TASK STATEMENT:
Copy the material below line for line, with no changes.

RECORDS PROVIDED:

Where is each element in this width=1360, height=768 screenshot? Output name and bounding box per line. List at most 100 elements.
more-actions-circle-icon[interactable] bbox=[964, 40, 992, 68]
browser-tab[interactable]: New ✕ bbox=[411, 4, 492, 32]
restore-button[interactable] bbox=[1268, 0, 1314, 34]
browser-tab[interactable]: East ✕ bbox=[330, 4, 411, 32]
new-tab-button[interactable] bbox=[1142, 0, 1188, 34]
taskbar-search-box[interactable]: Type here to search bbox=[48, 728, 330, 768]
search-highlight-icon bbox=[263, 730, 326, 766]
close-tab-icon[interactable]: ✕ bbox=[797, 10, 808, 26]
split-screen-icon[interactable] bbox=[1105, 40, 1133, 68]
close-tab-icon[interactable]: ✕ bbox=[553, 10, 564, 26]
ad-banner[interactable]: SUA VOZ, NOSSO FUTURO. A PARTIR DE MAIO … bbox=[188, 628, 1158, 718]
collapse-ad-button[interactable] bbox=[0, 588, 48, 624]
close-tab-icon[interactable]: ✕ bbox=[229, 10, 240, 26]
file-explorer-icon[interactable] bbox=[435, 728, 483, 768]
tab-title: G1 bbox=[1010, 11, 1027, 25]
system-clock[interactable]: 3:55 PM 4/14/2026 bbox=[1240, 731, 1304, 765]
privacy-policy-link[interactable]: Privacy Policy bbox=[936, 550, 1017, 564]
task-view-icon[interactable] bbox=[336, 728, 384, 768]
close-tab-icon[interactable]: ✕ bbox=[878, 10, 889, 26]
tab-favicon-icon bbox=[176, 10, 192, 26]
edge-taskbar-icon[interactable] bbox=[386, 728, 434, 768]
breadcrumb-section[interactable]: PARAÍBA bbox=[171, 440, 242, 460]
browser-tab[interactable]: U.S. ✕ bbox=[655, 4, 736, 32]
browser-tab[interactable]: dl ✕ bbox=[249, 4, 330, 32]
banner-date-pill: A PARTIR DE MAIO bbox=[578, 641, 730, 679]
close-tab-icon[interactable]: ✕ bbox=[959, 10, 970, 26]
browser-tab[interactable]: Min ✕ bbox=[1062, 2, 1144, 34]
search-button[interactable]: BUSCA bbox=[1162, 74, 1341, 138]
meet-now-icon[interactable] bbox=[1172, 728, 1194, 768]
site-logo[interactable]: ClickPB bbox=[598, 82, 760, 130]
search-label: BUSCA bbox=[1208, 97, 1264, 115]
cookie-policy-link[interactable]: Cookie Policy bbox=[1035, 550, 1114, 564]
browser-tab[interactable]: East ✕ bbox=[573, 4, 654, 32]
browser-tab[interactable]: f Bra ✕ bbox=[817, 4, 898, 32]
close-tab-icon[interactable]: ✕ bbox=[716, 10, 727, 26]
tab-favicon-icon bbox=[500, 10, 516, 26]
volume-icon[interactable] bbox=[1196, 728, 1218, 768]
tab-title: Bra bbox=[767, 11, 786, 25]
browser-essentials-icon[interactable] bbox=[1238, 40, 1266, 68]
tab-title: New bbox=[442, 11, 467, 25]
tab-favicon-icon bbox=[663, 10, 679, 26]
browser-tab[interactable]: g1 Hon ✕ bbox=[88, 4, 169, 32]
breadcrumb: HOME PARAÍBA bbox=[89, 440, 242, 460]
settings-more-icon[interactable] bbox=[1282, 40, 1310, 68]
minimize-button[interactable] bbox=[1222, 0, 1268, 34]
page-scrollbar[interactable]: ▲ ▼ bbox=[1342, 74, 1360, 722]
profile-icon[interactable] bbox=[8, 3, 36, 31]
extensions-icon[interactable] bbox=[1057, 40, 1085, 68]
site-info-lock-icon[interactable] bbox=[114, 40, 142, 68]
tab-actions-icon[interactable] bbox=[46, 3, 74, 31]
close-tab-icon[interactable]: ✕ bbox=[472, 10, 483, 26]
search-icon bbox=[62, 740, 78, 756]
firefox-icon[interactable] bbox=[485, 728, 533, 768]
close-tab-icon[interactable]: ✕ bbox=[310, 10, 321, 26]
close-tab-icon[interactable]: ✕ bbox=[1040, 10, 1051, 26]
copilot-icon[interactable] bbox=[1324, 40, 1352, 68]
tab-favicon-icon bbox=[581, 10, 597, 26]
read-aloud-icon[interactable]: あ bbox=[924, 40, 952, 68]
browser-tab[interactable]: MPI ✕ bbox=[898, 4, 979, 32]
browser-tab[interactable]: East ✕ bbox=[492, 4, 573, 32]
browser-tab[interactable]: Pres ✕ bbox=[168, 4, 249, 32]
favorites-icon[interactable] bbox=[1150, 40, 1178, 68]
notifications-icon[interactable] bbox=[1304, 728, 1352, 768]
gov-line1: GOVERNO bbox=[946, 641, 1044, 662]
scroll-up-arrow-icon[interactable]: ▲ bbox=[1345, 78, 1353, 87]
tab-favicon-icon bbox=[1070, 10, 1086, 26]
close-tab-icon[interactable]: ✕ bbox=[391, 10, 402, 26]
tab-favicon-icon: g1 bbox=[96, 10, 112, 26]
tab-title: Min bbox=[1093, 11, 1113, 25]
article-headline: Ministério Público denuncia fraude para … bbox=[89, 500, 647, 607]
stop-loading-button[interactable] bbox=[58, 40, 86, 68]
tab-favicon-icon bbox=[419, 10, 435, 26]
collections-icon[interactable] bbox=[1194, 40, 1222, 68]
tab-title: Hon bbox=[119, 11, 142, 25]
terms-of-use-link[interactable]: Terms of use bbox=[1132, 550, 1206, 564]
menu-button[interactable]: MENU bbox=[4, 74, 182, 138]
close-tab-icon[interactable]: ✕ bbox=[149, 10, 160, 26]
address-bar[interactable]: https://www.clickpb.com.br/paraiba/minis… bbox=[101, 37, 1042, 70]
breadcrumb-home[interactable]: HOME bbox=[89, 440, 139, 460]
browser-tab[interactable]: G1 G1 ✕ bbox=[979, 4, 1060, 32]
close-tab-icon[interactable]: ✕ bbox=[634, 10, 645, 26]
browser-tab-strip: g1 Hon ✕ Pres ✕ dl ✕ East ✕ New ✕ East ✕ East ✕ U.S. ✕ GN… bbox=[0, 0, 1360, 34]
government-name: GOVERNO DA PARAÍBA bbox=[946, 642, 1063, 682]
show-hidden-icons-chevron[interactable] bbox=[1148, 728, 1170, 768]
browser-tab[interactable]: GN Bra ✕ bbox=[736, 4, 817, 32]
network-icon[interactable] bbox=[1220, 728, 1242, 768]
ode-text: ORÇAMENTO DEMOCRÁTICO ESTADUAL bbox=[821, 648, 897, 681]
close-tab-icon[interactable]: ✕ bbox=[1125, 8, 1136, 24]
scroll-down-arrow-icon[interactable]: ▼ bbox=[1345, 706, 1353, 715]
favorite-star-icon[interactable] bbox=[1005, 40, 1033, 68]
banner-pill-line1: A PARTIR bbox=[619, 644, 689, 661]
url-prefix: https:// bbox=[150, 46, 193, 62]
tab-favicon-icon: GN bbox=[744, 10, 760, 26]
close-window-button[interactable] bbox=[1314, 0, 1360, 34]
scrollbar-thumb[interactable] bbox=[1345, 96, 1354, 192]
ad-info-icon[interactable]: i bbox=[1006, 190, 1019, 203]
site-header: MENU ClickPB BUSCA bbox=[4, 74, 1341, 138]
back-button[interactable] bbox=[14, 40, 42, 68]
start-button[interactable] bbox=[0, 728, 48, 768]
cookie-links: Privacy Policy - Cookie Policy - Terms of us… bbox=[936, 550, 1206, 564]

SOLUTION:
Where is each element in this width=1360, height=768 screenshot? Output name and bounding box per line. List at most 100 elements.
more-actions-circle-icon[interactable] bbox=[964, 40, 992, 68]
browser-tab[interactable]: New ✕ bbox=[411, 4, 492, 32]
restore-button[interactable] bbox=[1268, 0, 1314, 34]
browser-tab[interactable]: East ✕ bbox=[330, 4, 411, 32]
new-tab-button[interactable] bbox=[1142, 0, 1188, 34]
taskbar-search-box[interactable]: Type here to search bbox=[48, 728, 330, 768]
search-highlight-icon bbox=[263, 730, 326, 766]
close-tab-icon[interactable]: ✕ bbox=[797, 10, 808, 26]
split-screen-icon[interactable] bbox=[1105, 40, 1133, 68]
close-tab-icon[interactable]: ✕ bbox=[553, 10, 564, 26]
ad-banner[interactable]: SUA VOZ, NOSSO FUTURO. A PARTIR DE MAIO … bbox=[188, 628, 1158, 718]
collapse-ad-button[interactable] bbox=[0, 588, 48, 624]
close-tab-icon[interactable]: ✕ bbox=[229, 10, 240, 26]
file-explorer-icon[interactable] bbox=[435, 728, 483, 768]
tab-title: G1 bbox=[1010, 11, 1027, 25]
system-clock[interactable]: 3:55 PM 4/14/2026 bbox=[1240, 731, 1304, 765]
privacy-policy-link[interactable]: Privacy Policy bbox=[936, 550, 1017, 564]
task-view-icon[interactable] bbox=[336, 728, 384, 768]
close-tab-icon[interactable]: ✕ bbox=[878, 10, 889, 26]
tab-favicon-icon bbox=[176, 10, 192, 26]
edge-taskbar-icon[interactable] bbox=[386, 728, 434, 768]
breadcrumb-section[interactable]: PARAÍBA bbox=[171, 440, 242, 460]
browser-tab[interactable]: U.S. ✕ bbox=[655, 4, 736, 32]
browser-tab[interactable]: dl ✕ bbox=[249, 4, 330, 32]
banner-date-pill: A PARTIR DE MAIO bbox=[578, 641, 730, 679]
close-tab-icon[interactable]: ✕ bbox=[959, 10, 970, 26]
browser-tab[interactable]: Min ✕ bbox=[1062, 2, 1144, 34]
search-button[interactable]: BUSCA bbox=[1162, 74, 1341, 138]
meet-now-icon[interactable] bbox=[1172, 728, 1194, 768]
site-logo[interactable]: ClickPB bbox=[598, 82, 760, 130]
search-label: BUSCA bbox=[1208, 97, 1264, 115]
cookie-policy-link[interactable]: Cookie Policy bbox=[1035, 550, 1114, 564]
browser-tab[interactable]: East ✕ bbox=[573, 4, 654, 32]
browser-tab[interactable]: f Bra ✕ bbox=[817, 4, 898, 32]
close-tab-icon[interactable]: ✕ bbox=[716, 10, 727, 26]
tab-favicon-icon bbox=[500, 10, 516, 26]
volume-icon[interactable] bbox=[1196, 728, 1218, 768]
tab-title: Bra bbox=[767, 11, 786, 25]
browser-essentials-icon[interactable] bbox=[1238, 40, 1266, 68]
tab-title: New bbox=[442, 11, 467, 25]
tab-favicon-icon bbox=[663, 10, 679, 26]
browser-tab[interactable]: g1 Hon ✕ bbox=[88, 4, 169, 32]
breadcrumb: HOME PARAÍBA bbox=[89, 440, 242, 460]
settings-more-icon[interactable] bbox=[1282, 40, 1310, 68]
minimize-button[interactable] bbox=[1222, 0, 1268, 34]
page-scrollbar[interactable]: ▲ ▼ bbox=[1342, 74, 1360, 722]
profile-icon[interactable] bbox=[8, 3, 36, 31]
extensions-icon[interactable] bbox=[1057, 40, 1085, 68]
site-info-lock-icon[interactable] bbox=[114, 40, 142, 68]
tab-actions-icon[interactable] bbox=[46, 3, 74, 31]
close-tab-icon[interactable]: ✕ bbox=[472, 10, 483, 26]
search-icon bbox=[62, 740, 78, 756]
firefox-icon[interactable] bbox=[485, 728, 533, 768]
close-tab-icon[interactable]: ✕ bbox=[310, 10, 321, 26]
close-tab-icon[interactable]: ✕ bbox=[1040, 10, 1051, 26]
copilot-icon[interactable] bbox=[1324, 40, 1352, 68]
tab-favicon-icon bbox=[581, 10, 597, 26]
read-aloud-icon[interactable]: あ bbox=[924, 40, 952, 68]
browser-tab[interactable]: MPI ✕ bbox=[898, 4, 979, 32]
browser-tab[interactable]: East ✕ bbox=[492, 4, 573, 32]
browser-tab[interactable]: Pres ✕ bbox=[168, 4, 249, 32]
favorites-icon[interactable] bbox=[1150, 40, 1178, 68]
notifications-icon[interactable] bbox=[1304, 728, 1352, 768]
gov-line1: GOVERNO bbox=[946, 641, 1044, 662]
scroll-up-arrow-icon[interactable]: ▲ bbox=[1345, 78, 1353, 87]
tab-favicon-icon bbox=[1070, 10, 1086, 26]
close-tab-icon[interactable]: ✕ bbox=[391, 10, 402, 26]
tab-favicon-icon: g1 bbox=[96, 10, 112, 26]
tab-title: Min bbox=[1093, 11, 1113, 25]
article-headline: Ministério Público denuncia fraude para … bbox=[89, 500, 647, 607]
stop-loading-button[interactable] bbox=[58, 40, 86, 68]
tab-favicon-icon bbox=[419, 10, 435, 26]
collections-icon[interactable] bbox=[1194, 40, 1222, 68]
tab-title: Hon bbox=[119, 11, 142, 25]
terms-of-use-link[interactable]: Terms of use bbox=[1132, 550, 1206, 564]
menu-button[interactable]: MENU bbox=[4, 74, 182, 138]
close-tab-icon[interactable]: ✕ bbox=[149, 10, 160, 26]
address-bar[interactable]: https://www.clickpb.com.br/paraiba/minis… bbox=[101, 37, 1042, 70]
breadcrumb-home[interactable]: HOME bbox=[89, 440, 139, 460]
browser-tab[interactable]: G1 G1 ✕ bbox=[979, 4, 1060, 32]
close-tab-icon[interactable]: ✕ bbox=[634, 10, 645, 26]
browser-tab-strip: g1 Hon ✕ Pres ✕ dl ✕ East ✕ New ✕ East ✕ East ✕ U.S. ✕ GN… bbox=[0, 0, 1360, 34]
government-name: GOVERNO DA PARAÍBA bbox=[946, 642, 1063, 682]
show-hidden-icons-chevron[interactable] bbox=[1148, 728, 1170, 768]
browser-tab[interactable]: GN Bra ✕ bbox=[736, 4, 817, 32]
network-icon[interactable] bbox=[1220, 728, 1242, 768]
ode-text: ORÇAMENTO DEMOCRÁTICO ESTADUAL bbox=[821, 648, 897, 681]
close-tab-icon[interactable]: ✕ bbox=[1125, 8, 1136, 24]
scroll-down-arrow-icon[interactable]: ▼ bbox=[1345, 706, 1353, 715]
favorite-star-icon[interactable] bbox=[1005, 40, 1033, 68]
banner-pill-line1: A PARTIR bbox=[619, 644, 689, 661]
url-prefix: https:// bbox=[150, 46, 193, 62]
tab-favicon-icon: GN bbox=[744, 10, 760, 26]
close-window-button[interactable] bbox=[1314, 0, 1360, 34]
scrollbar-thumb[interactable] bbox=[1345, 96, 1354, 192]
ad-info-icon[interactable]: i bbox=[1006, 190, 1019, 203]
site-header: MENU ClickPB BUSCA bbox=[4, 74, 1341, 138]
back-button[interactable] bbox=[14, 40, 42, 68]
start-button[interactable] bbox=[0, 728, 48, 768]
cookie-links: Privacy Policy - Cookie Policy - Terms of us… bbox=[936, 550, 1206, 564]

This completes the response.